— Job —
Copy out each line of the material below with no changes.

— Material for this task —
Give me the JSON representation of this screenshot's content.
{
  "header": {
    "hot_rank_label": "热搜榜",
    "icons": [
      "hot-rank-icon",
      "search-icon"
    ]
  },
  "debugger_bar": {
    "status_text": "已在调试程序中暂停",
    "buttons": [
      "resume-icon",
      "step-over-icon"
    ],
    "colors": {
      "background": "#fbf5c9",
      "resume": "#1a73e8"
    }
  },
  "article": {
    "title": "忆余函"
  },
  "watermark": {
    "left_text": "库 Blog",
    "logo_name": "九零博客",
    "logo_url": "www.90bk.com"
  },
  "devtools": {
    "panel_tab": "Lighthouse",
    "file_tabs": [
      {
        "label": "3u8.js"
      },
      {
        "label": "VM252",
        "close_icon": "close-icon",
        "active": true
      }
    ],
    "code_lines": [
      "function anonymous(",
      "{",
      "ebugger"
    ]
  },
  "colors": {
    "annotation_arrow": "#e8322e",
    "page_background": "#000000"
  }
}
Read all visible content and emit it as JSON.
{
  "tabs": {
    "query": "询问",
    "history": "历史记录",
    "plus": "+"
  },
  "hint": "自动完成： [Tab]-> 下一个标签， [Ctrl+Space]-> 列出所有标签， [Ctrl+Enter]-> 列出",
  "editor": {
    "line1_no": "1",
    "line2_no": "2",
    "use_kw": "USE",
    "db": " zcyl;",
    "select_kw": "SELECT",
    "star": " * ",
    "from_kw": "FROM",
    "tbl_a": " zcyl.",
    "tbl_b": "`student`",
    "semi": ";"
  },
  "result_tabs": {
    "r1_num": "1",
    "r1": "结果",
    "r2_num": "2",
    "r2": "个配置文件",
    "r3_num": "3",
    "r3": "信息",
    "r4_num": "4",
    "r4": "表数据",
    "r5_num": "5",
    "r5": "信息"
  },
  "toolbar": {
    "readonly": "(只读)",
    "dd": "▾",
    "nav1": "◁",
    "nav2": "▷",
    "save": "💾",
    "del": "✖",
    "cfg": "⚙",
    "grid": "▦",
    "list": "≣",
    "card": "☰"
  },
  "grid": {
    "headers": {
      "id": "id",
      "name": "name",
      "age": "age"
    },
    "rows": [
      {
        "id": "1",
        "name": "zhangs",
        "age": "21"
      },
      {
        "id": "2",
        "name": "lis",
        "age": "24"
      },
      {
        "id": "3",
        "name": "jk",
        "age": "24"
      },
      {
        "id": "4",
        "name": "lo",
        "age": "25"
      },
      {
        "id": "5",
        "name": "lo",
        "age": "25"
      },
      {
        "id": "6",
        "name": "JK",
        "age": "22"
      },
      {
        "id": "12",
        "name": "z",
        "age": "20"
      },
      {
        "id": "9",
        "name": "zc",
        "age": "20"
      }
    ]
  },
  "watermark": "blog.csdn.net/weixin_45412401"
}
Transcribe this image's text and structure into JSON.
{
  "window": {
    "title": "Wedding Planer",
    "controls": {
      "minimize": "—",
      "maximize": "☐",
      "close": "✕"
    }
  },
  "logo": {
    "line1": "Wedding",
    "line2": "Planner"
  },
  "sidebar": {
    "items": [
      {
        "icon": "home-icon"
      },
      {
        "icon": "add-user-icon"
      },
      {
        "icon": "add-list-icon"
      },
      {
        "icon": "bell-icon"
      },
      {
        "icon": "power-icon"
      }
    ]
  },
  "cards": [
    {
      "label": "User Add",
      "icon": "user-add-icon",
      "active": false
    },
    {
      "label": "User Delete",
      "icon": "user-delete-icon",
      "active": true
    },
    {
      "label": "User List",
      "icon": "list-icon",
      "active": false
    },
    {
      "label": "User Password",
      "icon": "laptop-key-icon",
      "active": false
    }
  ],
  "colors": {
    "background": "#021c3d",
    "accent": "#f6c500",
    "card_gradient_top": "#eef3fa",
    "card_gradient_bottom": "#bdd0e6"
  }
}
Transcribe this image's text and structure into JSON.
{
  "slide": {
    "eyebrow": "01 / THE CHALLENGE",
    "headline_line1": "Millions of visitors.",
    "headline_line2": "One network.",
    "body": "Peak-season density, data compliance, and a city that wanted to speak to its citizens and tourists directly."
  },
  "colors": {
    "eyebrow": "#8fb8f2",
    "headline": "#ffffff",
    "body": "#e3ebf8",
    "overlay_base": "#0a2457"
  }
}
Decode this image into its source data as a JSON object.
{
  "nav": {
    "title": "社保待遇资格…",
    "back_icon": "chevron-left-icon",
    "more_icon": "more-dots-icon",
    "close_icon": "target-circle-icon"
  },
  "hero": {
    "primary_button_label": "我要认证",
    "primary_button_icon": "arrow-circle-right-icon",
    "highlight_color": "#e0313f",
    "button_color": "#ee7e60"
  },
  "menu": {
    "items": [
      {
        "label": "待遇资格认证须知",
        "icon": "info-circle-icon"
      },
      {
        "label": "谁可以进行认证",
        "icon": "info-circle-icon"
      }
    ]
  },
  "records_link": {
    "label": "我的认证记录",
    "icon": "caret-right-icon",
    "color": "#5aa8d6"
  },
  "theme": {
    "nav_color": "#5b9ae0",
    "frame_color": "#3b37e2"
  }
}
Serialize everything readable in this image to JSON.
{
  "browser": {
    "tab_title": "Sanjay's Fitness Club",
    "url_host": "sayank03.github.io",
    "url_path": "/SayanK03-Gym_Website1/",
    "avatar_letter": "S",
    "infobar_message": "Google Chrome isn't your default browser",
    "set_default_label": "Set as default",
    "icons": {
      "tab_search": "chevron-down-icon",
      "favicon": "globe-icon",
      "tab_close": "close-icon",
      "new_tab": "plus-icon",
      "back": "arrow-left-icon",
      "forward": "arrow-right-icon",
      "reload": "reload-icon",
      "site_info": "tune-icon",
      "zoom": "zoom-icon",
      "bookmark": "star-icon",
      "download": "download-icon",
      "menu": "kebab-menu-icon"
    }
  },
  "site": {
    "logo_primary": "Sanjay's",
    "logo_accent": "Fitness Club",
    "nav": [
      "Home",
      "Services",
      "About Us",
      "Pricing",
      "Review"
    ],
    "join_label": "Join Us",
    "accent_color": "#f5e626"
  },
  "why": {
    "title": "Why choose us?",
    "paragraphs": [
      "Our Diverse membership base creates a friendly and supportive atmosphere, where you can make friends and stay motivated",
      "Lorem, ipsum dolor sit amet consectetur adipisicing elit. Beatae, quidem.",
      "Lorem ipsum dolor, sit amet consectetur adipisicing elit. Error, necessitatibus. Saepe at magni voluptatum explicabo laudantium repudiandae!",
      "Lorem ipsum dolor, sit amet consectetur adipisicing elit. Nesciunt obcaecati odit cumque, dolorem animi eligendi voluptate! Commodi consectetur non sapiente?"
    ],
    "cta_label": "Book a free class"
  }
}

— Output for this exercise —
Give me the JSON representation of this screenshot's content.
{
  "header": {
    "hot_rank_label": "热搜榜",
    "icons": [
      "hot-rank-icon",
      "search-icon"
    ]
  },
  "debugger_bar": {
    "status_text": "已在调试程序中暂停",
    "buttons": [
      "resume-icon",
      "step-over-icon"
    ],
    "colors": {
      "background": "#fbf5c9",
      "resume": "#1a73e8"
    }
  },
  "article": {
    "title": "忆余函"
  },
  "watermark": {
    "left_text": "库 Blog",
    "logo_name": "九零博客",
    "logo_url": "www.90bk.com"
  },
  "devtools": {
    "panel_tab": "Lighthouse",
    "file_tabs": [
      {
        "label": "3u8.js"
      },
      {
        "label": "VM252",
        "close_icon": "close-icon",
        "active": true
      }
    ],
    "code_lines": [
      "function anonymous(",
      "{",
      "ebugger"
    ]
  },
  "colors": {
    "annotation_arrow": "#e8322e",
    "page_background": "#000000"
  }
}
Read all visible content and emit it as JSON.
{
  "tabs": {
    "query": "询问",
    "history": "历史记录",
    "plus": "+"
  },
  "hint": "自动完成： [Tab]-> 下一个标签， [Ctrl+Space]-> 列出所有标签， [Ctrl+Enter]-> 列出",
  "editor": {
    "line1_no": "1",
    "line2_no": "2",
    "use_kw": "USE",
    "db": " zcyl;",
    "select_kw": "SELECT",
    "star": " * ",
    "from_kw": "FROM",
    "tbl_a": " zcyl.",
    "tbl_b": "`student`",
    "semi": ";"
  },
  "result_tabs": {
    "r1_num": "1",
    "r1": "结果",
    "r2_num": "2",
    "r2": "个配置文件",
    "r3_num": "3",
    "r3": "信息",
    "r4_num": "4",
    "r4": "表数据",
    "r5_num": "5",
    "r5": "信息"
  },
  "toolbar": {
    "readonly": "(只读)",
    "dd": "▾",
    "nav1": "◁",
    "nav2": "▷",
    "save": "💾",
    "del": "✖",
    "cfg": "⚙",
    "grid": "▦",
    "list": "≣",
    "card": "☰"
  },
  "grid": {
    "headers": {
      "id": "id",
      "name": "name",
      "age": "age"
    },
    "rows": [
      {
        "id": "1",
        "name": "zhangs",
        "age": "21"
      },
      {
        "id": "2",
        "name": "lis",
        "age": "24"
      },
      {
        "id": "3",
        "name": "jk",
        "age": "24"
      },
      {
        "id": "4",
        "name": "lo",
        "age": "25"
      },
      {
        "id": "5",
        "name": "lo",
        "age": "25"
      },
      {
        "id": "6",
        "name": "JK",
        "age": "22"
      },
      {
        "id": "12",
        "name": "z",
        "age": "20"
      },
      {
        "id": "9",
        "name": "zc",
        "age": "20"
      }
    ]
  },
  "watermark": "blog.csdn.net/weixin_45412401"
}
Transcribe this image's text and structure into JSON.
{
  "window": {
    "title": "Wedding Planer",
    "controls": {
      "minimize": "—",
      "maximize": "☐",
      "close": "✕"
    }
  },
  "logo": {
    "line1": "Wedding",
    "line2": "Planner"
  },
  "sidebar": {
    "items": [
      {
        "icon": "home-icon"
      },
      {
        "icon": "add-user-icon"
      },
      {
        "icon": "add-list-icon"
      },
      {
        "icon": "bell-icon"
      },
      {
        "icon": "power-icon"
      }
    ]
  },
  "cards": [
    {
      "label": "User Add",
      "icon": "user-add-icon",
      "active": false
    },
    {
      "label": "User Delete",
      "icon": "user-delete-icon",
      "active": true
    },
    {
      "label": "User List",
      "icon": "list-icon",
      "active": false
    },
    {
      "label": "User Password",
      "icon": "laptop-key-icon",
      "active": false
    }
  ],
  "colors": {
    "background": "#021c3d",
    "accent": "#f6c500",
    "card_gradient_top": "#eef3fa",
    "card_gradient_bottom": "#bdd0e6"
  }
}
Transcribe this image's text and structure into JSON.
{
  "slide": {
    "eyebrow": "01 / THE CHALLENGE",
    "headline_line1": "Millions of visitors.",
    "headline_line2": "One network.",
    "body": "Peak-season density, data compliance, and a city that wanted to speak to its citizens and tourists directly."
  },
  "colors": {
    "eyebrow": "#8fb8f2",
    "headline": "#ffffff",
    "body": "#e3ebf8",
    "overlay_base": "#0a2457"
  }
}
Decode this image into its source data as a JSON object.
{
  "nav": {
    "title": "社保待遇资格…",
    "back_icon": "chevron-left-icon",
    "more_icon": "more-dots-icon",
    "close_icon": "target-circle-icon"
  },
  "hero": {
    "primary_button_label": "我要认证",
    "primary_button_icon": "arrow-circle-right-icon",
    "highlight_color": "#e0313f",
    "button_color": "#ee7e60"
  },
  "menu": {
    "items": [
      {
        "label": "待遇资格认证须知",
        "icon": "info-circle-icon"
      },
      {
        "label": "谁可以进行认证",
        "icon": "info-circle-icon"
      }
    ]
  },
  "records_link": {
    "label": "我的认证记录",
    "icon": "caret-right-icon",
    "color": "#5aa8d6"
  },
  "theme": {
    "nav_color": "#5b9ae0",
    "frame_color": "#3b37e2"
  }
}
Serialize everything readable in this image to JSON.
{
  "browser": {
    "tab_title": "Sanjay's Fitness Club",
    "url_host": "sayank03.github.io",
    "url_path": "/SayanK03-Gym_Website1/",
    "avatar_letter": "S",
    "infobar_message": "Google Chrome isn't your default browser",
    "set_default_label": "Set as default",
    "icons": {
      "tab_search": "chevron-down-icon",
      "favicon": "globe-icon",
      "tab_close": "close-icon",
      "new_tab": "plus-icon",
      "back": "arrow-left-icon",
      "forward": "arrow-right-icon",
      "reload": "reload-icon",
      "site_info": "tune-icon",
      "zoom": "zoom-icon",
      "bookmark": "star-icon",
      "download": "download-icon",
      "menu": "kebab-menu-icon"
    }
  },
  "site": {
    "logo_primary": "Sanjay's",
    "logo_accent": "Fitness Club",
    "nav": [
      "Home",
      "Services",
      "About Us",
      "Pricing",
      "Review"
    ],
    "join_label": "Join Us",
    "accent_color": "#f5e626"
  },
  "why": {
    "title": "Why choose us?",
    "paragraphs": [
      "Our Diverse membership base creates a friendly and supportive atmosphere, where you can make friends and stay motivated",
      "Lorem, ipsum dolor sit amet consectetur adipisicing elit. Beatae, quidem.",
      "Lorem ipsum dolor, sit amet consectetur adipisicing elit. Error, necessitatibus. Saepe at magni voluptatum explicabo laudantium repudiandae!",
      "Lorem ipsum dolor, sit amet consectetur adipisicing elit. Nesciunt obcaecati odit cumque, dolorem animi eligendi voluptate! Commodi consectetur non sapiente?"
    ],
    "cta_label": "Book a free class"
  }
}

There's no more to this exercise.